--- start Stored records ---

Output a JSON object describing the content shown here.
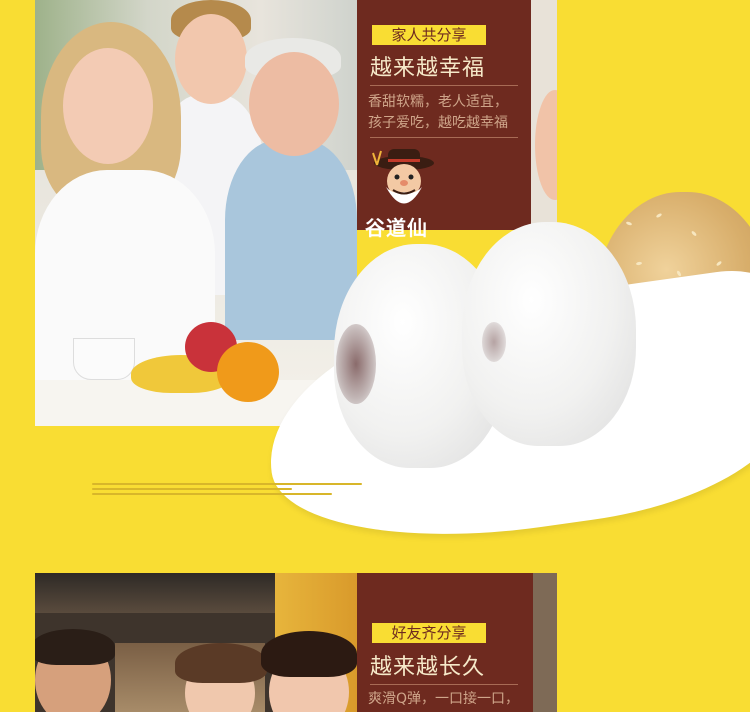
{
  "section1": {
    "tag": "家人共分享",
    "headline": "越来越幸福",
    "body_line1": "香甜软糯，老人适宜，",
    "body_line2": "孩子爱吃，越吃越幸福"
  },
  "brand": {
    "name": "谷道仙",
    "mascot_icon": "old-man-cowboy-hat-icon"
  },
  "section2": {
    "tag": "好友齐分享",
    "headline": "越来越长久",
    "body_line1": "爽滑Q弹，一口接一口，"
  },
  "colors": {
    "background": "#f9dd33",
    "card": "#6e2a1f",
    "tag_bg": "#f9dd33",
    "headline": "#f6e9c9",
    "body_text": "#cfa58a"
  }
}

--- end Stored records ---

> Given task
Return every line of the records exactly as given, pictures excluded.

> Expected answer
Output a JSON object describing the content shown here.
{
  "section1": {
    "tag": "家人共分享",
    "headline": "越来越幸福",
    "body_line1": "香甜软糯，老人适宜，",
    "body_line2": "孩子爱吃，越吃越幸福"
  },
  "brand": {
    "name": "谷道仙",
    "mascot_icon": "old-man-cowboy-hat-icon"
  },
  "section2": {
    "tag": "好友齐分享",
    "headline": "越来越长久",
    "body_line1": "爽滑Q弹，一口接一口，"
  },
  "colors": {
    "background": "#f9dd33",
    "card": "#6e2a1f",
    "tag_bg": "#f9dd33",
    "headline": "#f6e9c9",
    "body_text": "#cfa58a"
  }
}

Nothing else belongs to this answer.